- WHAT TO WORK ON: Write the listing below out again exactly, dropping the images.

========

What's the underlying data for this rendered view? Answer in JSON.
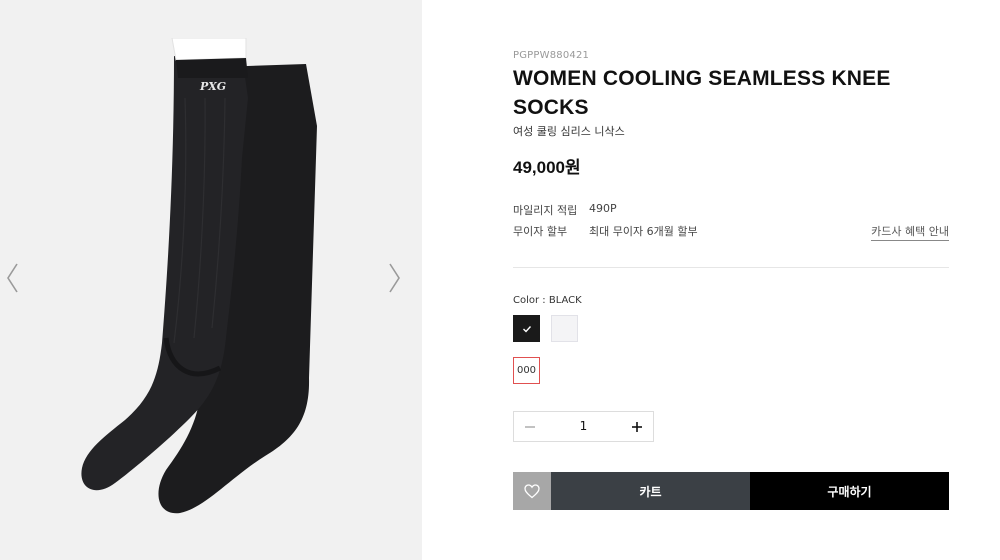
{
  "gallery": {
    "prev_icon": "chevron-left-icon",
    "next_icon": "chevron-right-icon",
    "product_image": "black-knee-socks-image",
    "logo_text": "PXG"
  },
  "product": {
    "sku": "PGPPW880421",
    "title": "WOMEN COOLING SEAMLESS KNEE SOCKS",
    "subtitle": "여성 쿨링 심리스 니삭스",
    "price": "49,000원"
  },
  "benefits": {
    "mileage_label": "마일리지 적립",
    "mileage_value": "490P",
    "installment_label": "무이자 할부",
    "installment_value": "최대 무이자 6개월 할부",
    "card_benefit_link": "카드사 혜택 안내"
  },
  "options": {
    "color_label": "Color : BLACK",
    "colors": [
      {
        "name": "black",
        "hex": "#1a1a1a",
        "selected": true
      },
      {
        "name": "white",
        "hex": "#f4f4f6",
        "selected": false
      }
    ],
    "size_label": "000"
  },
  "quantity": {
    "value": "1",
    "minus_icon": "minus-icon",
    "plus_icon": "plus-icon"
  },
  "actions": {
    "wishlist_icon": "heart-icon",
    "cart_label": "카트",
    "buy_label": "구매하기"
  },
  "colors": {
    "cart_bg": "#3b4045",
    "buy_bg": "#000000",
    "wish_bg": "#a7a7a7",
    "size_border": "#e05050"
  }
}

========

- FINAL RESULT:
What's the underlying data for this rendered view? Answer in JSON.
{
  "gallery": {
    "prev_icon": "chevron-left-icon",
    "next_icon": "chevron-right-icon",
    "product_image": "black-knee-socks-image",
    "logo_text": "PXG"
  },
  "product": {
    "sku": "PGPPW880421",
    "title": "WOMEN COOLING SEAMLESS KNEE SOCKS",
    "subtitle": "여성 쿨링 심리스 니삭스",
    "price": "49,000원"
  },
  "benefits": {
    "mileage_label": "마일리지 적립",
    "mileage_value": "490P",
    "installment_label": "무이자 할부",
    "installment_value": "최대 무이자 6개월 할부",
    "card_benefit_link": "카드사 혜택 안내"
  },
  "options": {
    "color_label": "Color : BLACK",
    "colors": [
      {
        "name": "black",
        "hex": "#1a1a1a",
        "selected": true
      },
      {
        "name": "white",
        "hex": "#f4f4f6",
        "selected": false
      }
    ],
    "size_label": "000"
  },
  "quantity": {
    "value": "1",
    "minus_icon": "minus-icon",
    "plus_icon": "plus-icon"
  },
  "actions": {
    "wishlist_icon": "heart-icon",
    "cart_label": "카트",
    "buy_label": "구매하기"
  },
  "colors": {
    "cart_bg": "#3b4045",
    "buy_bg": "#000000",
    "wish_bg": "#a7a7a7",
    "size_border": "#e05050"
  }
}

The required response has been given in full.